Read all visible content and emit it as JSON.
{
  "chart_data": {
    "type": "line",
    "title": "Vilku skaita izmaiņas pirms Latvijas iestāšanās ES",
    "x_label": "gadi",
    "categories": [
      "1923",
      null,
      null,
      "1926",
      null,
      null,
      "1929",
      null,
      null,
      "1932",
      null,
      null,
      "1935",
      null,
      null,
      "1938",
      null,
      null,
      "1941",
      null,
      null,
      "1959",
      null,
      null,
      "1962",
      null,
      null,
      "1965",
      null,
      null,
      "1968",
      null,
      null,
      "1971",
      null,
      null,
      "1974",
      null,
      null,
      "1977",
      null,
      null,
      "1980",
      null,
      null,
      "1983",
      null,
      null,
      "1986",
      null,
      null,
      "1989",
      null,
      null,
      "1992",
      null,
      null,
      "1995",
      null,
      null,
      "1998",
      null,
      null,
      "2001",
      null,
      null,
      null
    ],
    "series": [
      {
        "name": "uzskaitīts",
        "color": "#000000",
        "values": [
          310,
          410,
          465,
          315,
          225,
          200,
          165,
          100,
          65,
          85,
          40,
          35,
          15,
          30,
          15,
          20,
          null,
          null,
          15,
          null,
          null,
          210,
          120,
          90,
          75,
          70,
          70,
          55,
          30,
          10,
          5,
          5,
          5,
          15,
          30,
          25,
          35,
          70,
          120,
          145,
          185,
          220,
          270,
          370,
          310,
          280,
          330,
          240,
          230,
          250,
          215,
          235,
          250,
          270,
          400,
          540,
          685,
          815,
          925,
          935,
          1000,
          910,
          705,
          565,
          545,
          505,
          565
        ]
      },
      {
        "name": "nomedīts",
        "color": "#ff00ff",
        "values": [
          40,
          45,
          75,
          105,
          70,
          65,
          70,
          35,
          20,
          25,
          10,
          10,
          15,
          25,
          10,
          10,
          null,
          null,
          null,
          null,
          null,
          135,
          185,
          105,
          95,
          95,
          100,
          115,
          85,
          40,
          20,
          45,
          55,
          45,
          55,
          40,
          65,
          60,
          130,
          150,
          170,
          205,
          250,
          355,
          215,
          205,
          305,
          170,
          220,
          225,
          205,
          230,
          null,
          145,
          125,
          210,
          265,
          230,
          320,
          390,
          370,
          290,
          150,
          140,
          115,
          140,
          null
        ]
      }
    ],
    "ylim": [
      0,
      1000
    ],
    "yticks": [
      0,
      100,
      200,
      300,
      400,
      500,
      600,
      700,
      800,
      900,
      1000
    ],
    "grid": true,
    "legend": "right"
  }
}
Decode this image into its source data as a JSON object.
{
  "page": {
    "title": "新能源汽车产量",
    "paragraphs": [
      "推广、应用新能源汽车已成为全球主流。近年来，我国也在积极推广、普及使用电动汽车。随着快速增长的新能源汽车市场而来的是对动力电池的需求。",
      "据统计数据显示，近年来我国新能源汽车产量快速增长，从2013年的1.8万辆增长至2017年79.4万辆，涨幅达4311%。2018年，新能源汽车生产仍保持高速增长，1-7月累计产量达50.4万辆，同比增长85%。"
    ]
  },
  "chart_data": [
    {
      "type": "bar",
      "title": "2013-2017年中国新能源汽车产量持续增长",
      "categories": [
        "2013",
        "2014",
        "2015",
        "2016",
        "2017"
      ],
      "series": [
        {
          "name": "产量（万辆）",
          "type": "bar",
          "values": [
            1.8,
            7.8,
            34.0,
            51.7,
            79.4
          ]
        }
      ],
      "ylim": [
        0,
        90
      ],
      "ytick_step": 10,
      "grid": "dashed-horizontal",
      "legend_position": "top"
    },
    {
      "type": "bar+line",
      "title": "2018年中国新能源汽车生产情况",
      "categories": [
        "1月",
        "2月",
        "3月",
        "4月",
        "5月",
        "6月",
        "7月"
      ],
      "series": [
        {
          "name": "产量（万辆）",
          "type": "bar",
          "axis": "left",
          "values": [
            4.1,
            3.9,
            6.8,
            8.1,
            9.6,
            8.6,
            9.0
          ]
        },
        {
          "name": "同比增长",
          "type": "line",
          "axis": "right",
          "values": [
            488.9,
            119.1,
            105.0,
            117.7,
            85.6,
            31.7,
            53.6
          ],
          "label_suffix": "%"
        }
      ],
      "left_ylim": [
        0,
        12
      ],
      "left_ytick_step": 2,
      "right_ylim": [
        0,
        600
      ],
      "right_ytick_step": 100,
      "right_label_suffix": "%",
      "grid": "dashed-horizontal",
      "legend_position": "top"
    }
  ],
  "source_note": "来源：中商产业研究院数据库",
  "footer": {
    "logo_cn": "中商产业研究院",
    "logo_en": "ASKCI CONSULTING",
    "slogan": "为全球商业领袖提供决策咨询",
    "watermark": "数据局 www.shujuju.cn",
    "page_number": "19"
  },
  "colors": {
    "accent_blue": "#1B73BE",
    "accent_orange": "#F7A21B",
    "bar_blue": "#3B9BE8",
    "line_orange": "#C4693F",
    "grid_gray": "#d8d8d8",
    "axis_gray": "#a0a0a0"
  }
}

**Objective:** Above are some records. Print them all exactly.

**Final answer:**
Read all visible content and emit it as JSON.
{
  "chart_data": {
    "type": "line",
    "title": "Vilku skaita izmaiņas pirms Latvijas iestāšanās ES",
    "x_label": "gadi",
    "categories": [
      "1923",
      null,
      null,
      "1926",
      null,
      null,
      "1929",
      null,
      null,
      "1932",
      null,
      null,
      "1935",
      null,
      null,
      "1938",
      null,
      null,
      "1941",
      null,
      null,
      "1959",
      null,
      null,
      "1962",
      null,
      null,
      "1965",
      null,
      null,
      "1968",
      null,
      null,
      "1971",
      null,
      null,
      "1974",
      null,
      null,
      "1977",
      null,
      null,
      "1980",
      null,
      null,
      "1983",
      null,
      null,
      "1986",
      null,
      null,
      "1989",
      null,
      null,
      "1992",
      null,
      null,
      "1995",
      null,
      null,
      "1998",
      null,
      null,
      "2001",
      null,
      null,
      null
    ],
    "series": [
      {
        "name": "uzskaitīts",
        "color": "#000000",
        "values": [
          310,
          410,
          465,
          315,
          225,
          200,
          165,
          100,
          65,
          85,
          40,
          35,
          15,
          30,
          15,
          20,
          null,
          null,
          15,
          null,
          null,
          210,
          120,
          90,
          75,
          70,
          70,
          55,
          30,
          10,
          5,
          5,
          5,
          15,
          30,
          25,
          35,
          70,
          120,
          145,
          185,
          220,
          270,
          370,
          310,
          280,
          330,
          240,
          230,
          250,
          215,
          235,
          250,
          270,
          400,
          540,
          685,
          815,
          925,
          935,
          1000,
          910,
          705,
          565,
          545,
          505,
          565
        ]
      },
      {
        "name": "nomedīts",
        "color": "#ff00ff",
        "values": [
          40,
          45,
          75,
          105,
          70,
          65,
          70,
          35,
          20,
          25,
          10,
          10,
          15,
          25,
          10,
          10,
          null,
          null,
          null,
          null,
          null,
          135,
          185,
          105,
          95,
          95,
          100,
          115,
          85,
          40,
          20,
          45,
          55,
          45,
          55,
          40,
          65,
          60,
          130,
          150,
          170,
          205,
          250,
          355,
          215,
          205,
          305,
          170,
          220,
          225,
          205,
          230,
          null,
          145,
          125,
          210,
          265,
          230,
          320,
          390,
          370,
          290,
          150,
          140,
          115,
          140,
          null
        ]
      }
    ],
    "ylim": [
      0,
      1000
    ],
    "yticks": [
      0,
      100,
      200,
      300,
      400,
      500,
      600,
      700,
      800,
      900,
      1000
    ],
    "grid": true,
    "legend": "right"
  }
}
Decode this image into its source data as a JSON object.
{
  "page": {
    "title": "新能源汽车产量",
    "paragraphs": [
      "推广、应用新能源汽车已成为全球主流。近年来，我国也在积极推广、普及使用电动汽车。随着快速增长的新能源汽车市场而来的是对动力电池的需求。",
      "据统计数据显示，近年来我国新能源汽车产量快速增长，从2013年的1.8万辆增长至2017年79.4万辆，涨幅达4311%。2018年，新能源汽车生产仍保持高速增长，1-7月累计产量达50.4万辆，同比增长85%。"
    ]
  },
  "chart_data": [
    {
      "type": "bar",
      "title": "2013-2017年中国新能源汽车产量持续增长",
      "categories": [
        "2013",
        "2014",
        "2015",
        "2016",
        "2017"
      ],
      "series": [
        {
          "name": "产量（万辆）",
          "type": "bar",
          "values": [
            1.8,
            7.8,
            34.0,
            51.7,
            79.4
          ]
        }
      ],
      "ylim": [
        0,
        90
      ],
      "ytick_step": 10,
      "grid": "dashed-horizontal",
      "legend_position": "top"
    },
    {
      "type": "bar+line",
      "title": "2018年中国新能源汽车生产情况",
      "categories": [
        "1月",
        "2月",
        "3月",
        "4月",
        "5月",
        "6月",
        "7月"
      ],
      "series": [
        {
          "name": "产量（万辆）",
          "type": "bar",
          "axis": "left",
          "values": [
            4.1,
            3.9,
            6.8,
            8.1,
            9.6,
            8.6,
            9.0
          ]
        },
        {
          "name": "同比增长",
          "type": "line",
          "axis": "right",
          "values": [
            488.9,
            119.1,
            105.0,
            117.7,
            85.6,
            31.7,
            53.6
          ],
          "label_suffix": "%"
        }
      ],
      "left_ylim": [
        0,
        12
      ],
      "left_ytick_step": 2,
      "right_ylim": [
        0,
        600
      ],
      "right_ytick_step": 100,
      "right_label_suffix": "%",
      "grid": "dashed-horizontal",
      "legend_position": "top"
    }
  ],
  "source_note": "来源：中商产业研究院数据库",
  "footer": {
    "logo_cn": "中商产业研究院",
    "logo_en": "ASKCI CONSULTING",
    "slogan": "为全球商业领袖提供决策咨询",
    "watermark": "数据局 www.shujuju.cn",
    "page_number": "19"
  },
  "colors": {
    "accent_blue": "#1B73BE",
    "accent_orange": "#F7A21B",
    "bar_blue": "#3B9BE8",
    "line_orange": "#C4693F",
    "grid_gray": "#d8d8d8",
    "axis_gray": "#a0a0a0"
  }
}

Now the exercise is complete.